Read the lines below. Copy out any that hold the string "true".
— Begin —
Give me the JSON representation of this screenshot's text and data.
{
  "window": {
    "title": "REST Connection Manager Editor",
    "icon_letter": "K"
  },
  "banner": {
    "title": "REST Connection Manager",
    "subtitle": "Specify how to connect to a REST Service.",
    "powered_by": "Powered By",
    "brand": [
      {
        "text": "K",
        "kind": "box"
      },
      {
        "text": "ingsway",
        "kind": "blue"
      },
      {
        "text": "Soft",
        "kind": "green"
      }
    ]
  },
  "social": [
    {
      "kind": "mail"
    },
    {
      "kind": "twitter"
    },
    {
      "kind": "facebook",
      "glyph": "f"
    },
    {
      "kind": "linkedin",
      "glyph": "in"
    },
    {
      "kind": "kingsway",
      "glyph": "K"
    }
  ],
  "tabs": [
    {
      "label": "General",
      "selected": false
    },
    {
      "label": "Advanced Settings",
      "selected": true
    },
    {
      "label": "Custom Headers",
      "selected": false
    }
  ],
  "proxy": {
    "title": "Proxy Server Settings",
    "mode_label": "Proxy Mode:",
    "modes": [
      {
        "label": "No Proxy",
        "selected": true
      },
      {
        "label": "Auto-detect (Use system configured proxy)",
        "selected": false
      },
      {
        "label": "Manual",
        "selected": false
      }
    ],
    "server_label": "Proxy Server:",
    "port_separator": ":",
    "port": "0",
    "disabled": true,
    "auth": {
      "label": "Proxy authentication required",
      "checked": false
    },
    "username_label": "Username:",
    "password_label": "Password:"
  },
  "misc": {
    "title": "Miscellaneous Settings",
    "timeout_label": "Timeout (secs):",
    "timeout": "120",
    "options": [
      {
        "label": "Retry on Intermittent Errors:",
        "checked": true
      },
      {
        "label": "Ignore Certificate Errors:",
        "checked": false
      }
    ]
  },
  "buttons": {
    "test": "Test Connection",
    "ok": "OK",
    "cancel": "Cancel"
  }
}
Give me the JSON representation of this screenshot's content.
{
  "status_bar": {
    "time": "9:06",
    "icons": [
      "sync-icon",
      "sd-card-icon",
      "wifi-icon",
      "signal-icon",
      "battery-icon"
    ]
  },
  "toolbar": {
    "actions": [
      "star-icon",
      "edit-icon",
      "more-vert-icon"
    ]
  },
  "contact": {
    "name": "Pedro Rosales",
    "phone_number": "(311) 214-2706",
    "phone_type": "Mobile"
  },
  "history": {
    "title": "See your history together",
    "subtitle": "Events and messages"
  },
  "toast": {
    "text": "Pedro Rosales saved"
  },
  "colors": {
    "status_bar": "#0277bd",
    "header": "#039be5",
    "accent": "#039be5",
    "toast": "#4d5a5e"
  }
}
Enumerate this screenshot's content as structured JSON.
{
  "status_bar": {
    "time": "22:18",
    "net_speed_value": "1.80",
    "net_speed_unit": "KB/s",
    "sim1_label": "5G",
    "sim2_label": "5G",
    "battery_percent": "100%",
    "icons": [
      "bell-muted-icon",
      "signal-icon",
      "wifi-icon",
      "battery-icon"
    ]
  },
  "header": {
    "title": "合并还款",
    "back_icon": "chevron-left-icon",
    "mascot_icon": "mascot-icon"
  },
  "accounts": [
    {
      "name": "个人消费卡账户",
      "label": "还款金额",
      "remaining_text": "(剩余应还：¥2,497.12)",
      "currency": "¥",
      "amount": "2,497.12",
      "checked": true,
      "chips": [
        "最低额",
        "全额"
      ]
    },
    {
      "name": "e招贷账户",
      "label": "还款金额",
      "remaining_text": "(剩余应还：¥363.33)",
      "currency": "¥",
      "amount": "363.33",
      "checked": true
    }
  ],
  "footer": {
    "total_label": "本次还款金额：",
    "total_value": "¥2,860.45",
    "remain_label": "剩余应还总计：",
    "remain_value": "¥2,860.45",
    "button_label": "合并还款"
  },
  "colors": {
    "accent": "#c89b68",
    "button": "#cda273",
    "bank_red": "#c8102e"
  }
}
— End —
**COMPLETE OUTPUT:**
      "selected": true
        "selected": true
    "disabled": true,
        "checked": true
      "checked": true,
      "checked": true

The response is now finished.